PERMINTAAN
Tuliskan ulang tanpa perubahan bagian teks tentang akar konflik Israel-Palestina di bawah ini, mulai dari "(Foto: Rosa Luxemburg)" sampai dengan "enam dekade itu?".

(Foto: Rosa Luxemburg)
Mengenali
akar persoalan adalah setengah dari solusi. Namun, dalam konteks konflik
Israel-Palestina, masyarakat dunia justru menjauhi akar persoalannya. Hasilnya,
berbagai konferensi dan kesepakatan yang diupayakan tak kunjung menghasilkan
perdamaian secara aktual. Lantas, apa sesungguhnya akar persoalan dari konflik
yang berusia hampir enam dekade itu?
Jawabannya
dengan mudah dapat kita temukan dalam hari-hari menjelang Konferensi Timur
Tengah yang disponsori Amerika Serikat (AS) di Annapolis, Maryland, pada 27
Nopember 2007. Dalam draf yang dipersiapkan sebagai “dokumen/pernyataan
bersama” itu, Israel mengajukan prasyarat bagi setiap pembicaraan damai, yakni
bangsa Palestina harus mengakui bahwa Israel adalah negara bagi ras Yahudi.

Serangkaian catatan
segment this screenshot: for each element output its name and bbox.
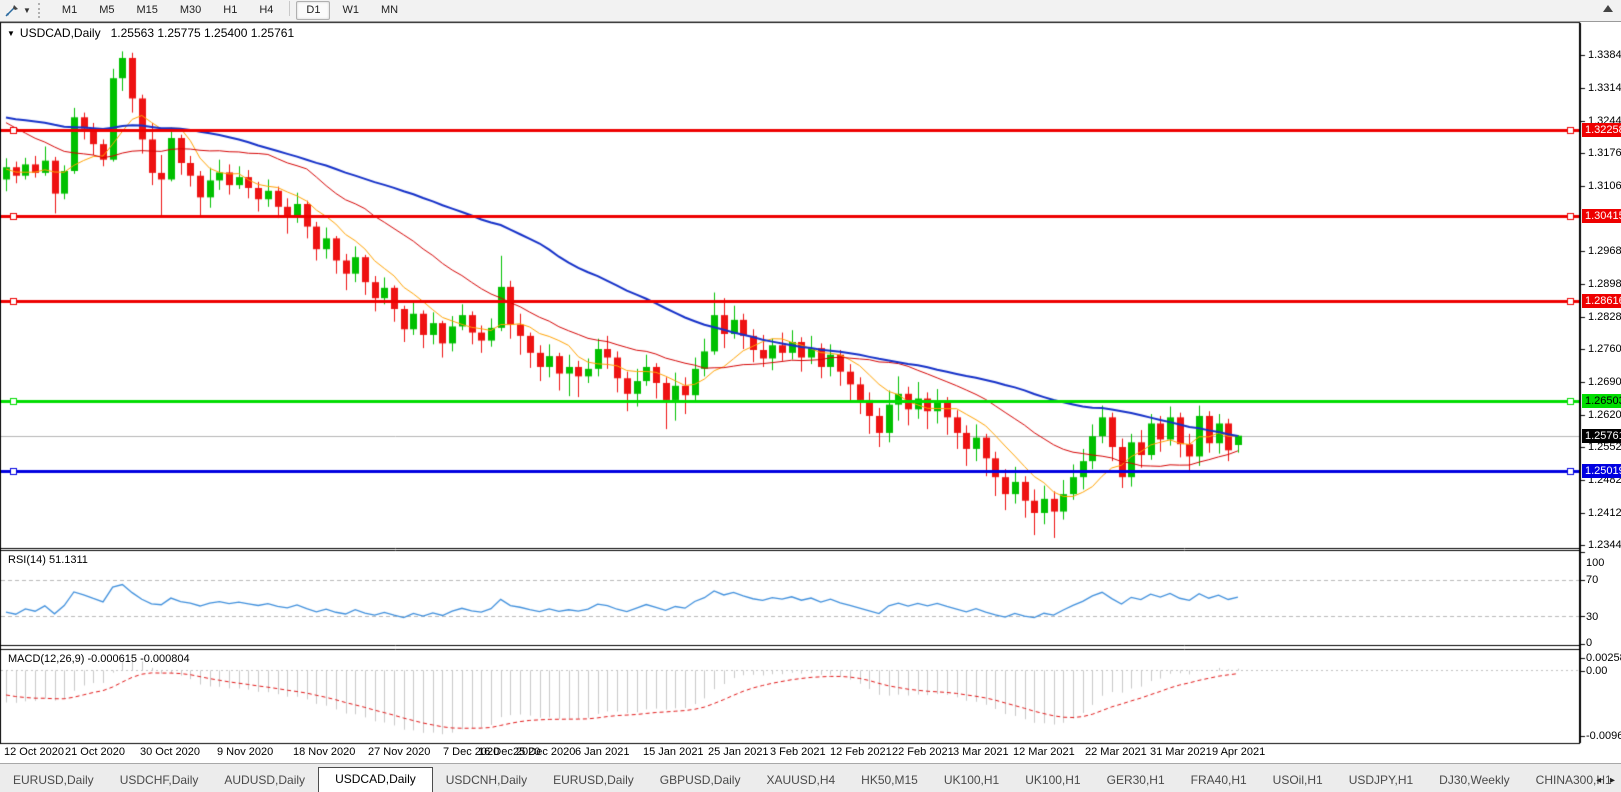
timeframe-button-m5[interactable]: M5 xyxy=(89,1,124,20)
hline-price-tag[interactable]: 1.28616 xyxy=(1582,294,1621,308)
timeframe-buttons: M1M5M15M30H1H4 D1W1MN xyxy=(51,1,409,20)
date-tick-label: 21 Oct 2020 xyxy=(65,746,125,758)
price-tick-label: 1.27600 xyxy=(1588,343,1621,355)
date-tick-label: 3 Mar 2021 xyxy=(953,746,1009,758)
timeframe-button-h1[interactable]: H1 xyxy=(213,1,247,20)
date-tick-label: 3 Feb 2021 xyxy=(770,746,826,758)
date-tick-label: 18 Nov 2020 xyxy=(293,746,355,758)
tab-usdchf-daily[interactable]: USDCHF,Daily xyxy=(107,769,212,792)
price-tick-label: 1.23440 xyxy=(1588,539,1621,551)
timeframe-button-m1[interactable]: M1 xyxy=(52,1,87,20)
chart-menu-triangle-icon[interactable]: ▼ xyxy=(7,29,15,38)
tab-audusd-daily[interactable]: AUDUSD,Daily xyxy=(211,769,318,792)
date-tick-label: 30 Oct 2020 xyxy=(140,746,200,758)
date-tick-label: 12 Oct 2020 xyxy=(4,746,64,758)
tab-usdcad-daily[interactable]: USDCAD,Daily xyxy=(318,767,433,792)
toolbar-overflow-icon[interactable] xyxy=(1603,5,1613,12)
price-tick-label: 1.28980 xyxy=(1588,278,1621,290)
date-tick-label: 22 Mar 2021 xyxy=(1085,746,1147,758)
tab-usdjpy-h1[interactable]: USDJPY,H1 xyxy=(1336,769,1426,792)
tab-eurusd-daily[interactable]: EURUSD,Daily xyxy=(540,769,647,792)
date-tick-label: 15 Jan 2021 xyxy=(643,746,704,758)
hline-price-tag[interactable]: 1.26503 xyxy=(1582,394,1621,408)
toolbar-separator xyxy=(289,1,290,16)
tab-usdcnh-daily[interactable]: USDCNH,Daily xyxy=(433,769,540,792)
tab-uk100-h1[interactable]: UK100,H1 xyxy=(1012,769,1093,792)
date-tick-label: 22 Feb 2021 xyxy=(892,746,954,758)
timeframe-button-m15[interactable]: M15 xyxy=(126,1,167,20)
date-tick-label: 25 Dec 2020 xyxy=(513,746,575,758)
rsi-axis-label: 0 xyxy=(1586,637,1592,649)
price-tick-label: 1.33140 xyxy=(1588,82,1621,94)
date-tick-label: 25 Jan 2021 xyxy=(708,746,769,758)
mt4-window: ▼ M1M5M15M30H1H4 D1W1MN ▼ USDCAD,Daily 1.25… xyxy=(0,0,1621,792)
tab-usoil-h1[interactable]: USOil,H1 xyxy=(1260,769,1336,792)
chart-canvas[interactable] xyxy=(0,0,1621,792)
rsi-indicator-label: RSI(14) 51.1311 xyxy=(8,554,88,566)
timeframe-button-mn[interactable]: MN xyxy=(371,1,408,20)
time-axis[interactable]: 12 Oct 202021 Oct 2020 30 Oct 2020 9 Nov 2… xyxy=(0,746,1621,762)
price-tick-label: 1.31760 xyxy=(1588,147,1621,159)
date-tick-label: 9 Apr 2021 xyxy=(1212,746,1265,758)
date-tick-label: 6 Jan 2021 xyxy=(575,746,629,758)
price-tick-label: 1.24120 xyxy=(1588,507,1621,519)
timeframe-button-m30[interactable]: M30 xyxy=(170,1,211,20)
chart-ohlc-values: 1.25563 1.25775 1.25400 1.25761 xyxy=(111,26,295,40)
hline-price-tag[interactable]: 1.25019 xyxy=(1582,464,1621,478)
timeframe-button-w1[interactable]: W1 xyxy=(332,1,369,20)
tab-dj30-weekly[interactable]: DJ30,Weekly xyxy=(1426,769,1522,792)
timeframe-button-d1[interactable]: D1 xyxy=(296,1,330,20)
tool-dropdown-caret[interactable]: ▼ xyxy=(23,6,31,15)
chart-title: ▼ USDCAD,Daily 1.25563 1.25775 1.25400 1.2… xyxy=(7,26,294,40)
timeframe-button-h4[interactable]: H4 xyxy=(249,1,283,20)
tab-hk50-m15[interactable]: HK50,M15 xyxy=(848,769,931,792)
date-tick-label: 12 Feb 2021 xyxy=(830,746,892,758)
tab-scroll-arrows[interactable]: ◂ ▸ xyxy=(1596,775,1618,786)
tab-eurusd-daily[interactable]: EURUSD,Daily xyxy=(0,769,107,792)
toolbar: ▼ M1M5M15M30H1H4 D1W1MN xyxy=(0,0,1621,22)
price-tick-label: 1.31060 xyxy=(1588,180,1621,192)
tab-gbpusd-daily[interactable]: GBPUSD,Daily xyxy=(647,769,754,792)
macd-axis-label: 0.00258 xyxy=(1586,652,1621,664)
hline-price-tag[interactable]: 1.32258 xyxy=(1582,123,1621,137)
macd-indicator-label: MACD(12,26,9) -0.000615 -0.000804 xyxy=(8,653,190,665)
price-tick-label: 1.33840 xyxy=(1588,49,1621,61)
tab-ger30-h1[interactable]: GER30,H1 xyxy=(1094,769,1178,792)
hline-price-tag[interactable]: 1.30415 xyxy=(1582,209,1621,223)
rsi-axis-label: 30 xyxy=(1586,611,1598,623)
price-tick-label: 1.28280 xyxy=(1588,311,1621,323)
tab-uk100-h1[interactable]: UK100,H1 xyxy=(931,769,1012,792)
date-tick-label: 9 Nov 2020 xyxy=(217,746,273,758)
toolbar-grip[interactable] xyxy=(38,3,45,18)
date-tick-label: 27 Nov 2020 xyxy=(368,746,430,758)
current-price-tag[interactable]: 1.25761 xyxy=(1582,429,1621,443)
macd-axis-label: 0.00 xyxy=(1586,665,1607,677)
price-tick-label: 1.29680 xyxy=(1588,245,1621,257)
date-tick-label: 12 Mar 2021 xyxy=(1013,746,1075,758)
chart-tab-bar: EURUSD,DailyUSDCHF,DailyAUDUSD,DailyUSDC… xyxy=(0,763,1621,792)
price-tick-label: 1.26200 xyxy=(1588,409,1621,421)
tab-xauusd-h4[interactable]: XAUUSD,H4 xyxy=(753,769,848,792)
crosshair-tool-icon[interactable] xyxy=(4,3,22,19)
tab-fra40-h1[interactable]: FRA40,H1 xyxy=(1178,769,1260,792)
rsi-axis-label: 70 xyxy=(1586,574,1598,586)
date-tick-label: 31 Mar 2021 xyxy=(1150,746,1212,758)
chart-symbol-period: USDCAD,Daily xyxy=(20,26,101,40)
rsi-axis-label: 100 xyxy=(1586,557,1604,569)
macd-axis-label: -0.009687 xyxy=(1586,730,1621,742)
price-tick-label: 1.26900 xyxy=(1588,376,1621,388)
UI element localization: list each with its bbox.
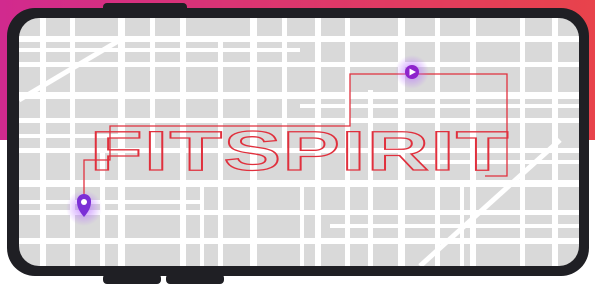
street [520, 18, 525, 266]
street [19, 200, 200, 204]
street [70, 18, 75, 266]
street [19, 62, 579, 67]
phone: FITSPIRIT [7, 3, 589, 284]
street [300, 104, 579, 108]
street [19, 238, 579, 244]
street [330, 224, 579, 228]
street [460, 180, 464, 266]
play-icon [405, 65, 419, 79]
street [19, 92, 579, 99]
start-marker [66, 190, 102, 226]
street [200, 180, 204, 266]
street [19, 210, 579, 215]
street [19, 36, 579, 42]
end-marker [395, 55, 429, 89]
map-screen: FITSPIRIT [19, 18, 579, 266]
street [300, 180, 304, 266]
street [40, 18, 46, 266]
app-logo: FITSPIRIT [90, 119, 510, 182]
street [19, 48, 300, 52]
hero-banner: FITSPIRIT [0, 0, 595, 288]
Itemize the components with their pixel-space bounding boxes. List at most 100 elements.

PENYELESAIAN MASALAH
(Foto: Rosa Luxemburg)
Mengenali
akar persoalan adalah setengah dari solusi. Namun, dalam konteks konflik
Israel-Palestina, masyarakat dunia justru menjauhi akar persoalannya. Hasilnya,
berbagai konferensi dan kesepakatan yang diupayakan tak kunjung menghasilkan
perdamaian secara aktual. Lantas, apa sesungguhnya akar persoalan dari konflik
yang berusia hampir enam dekade itu?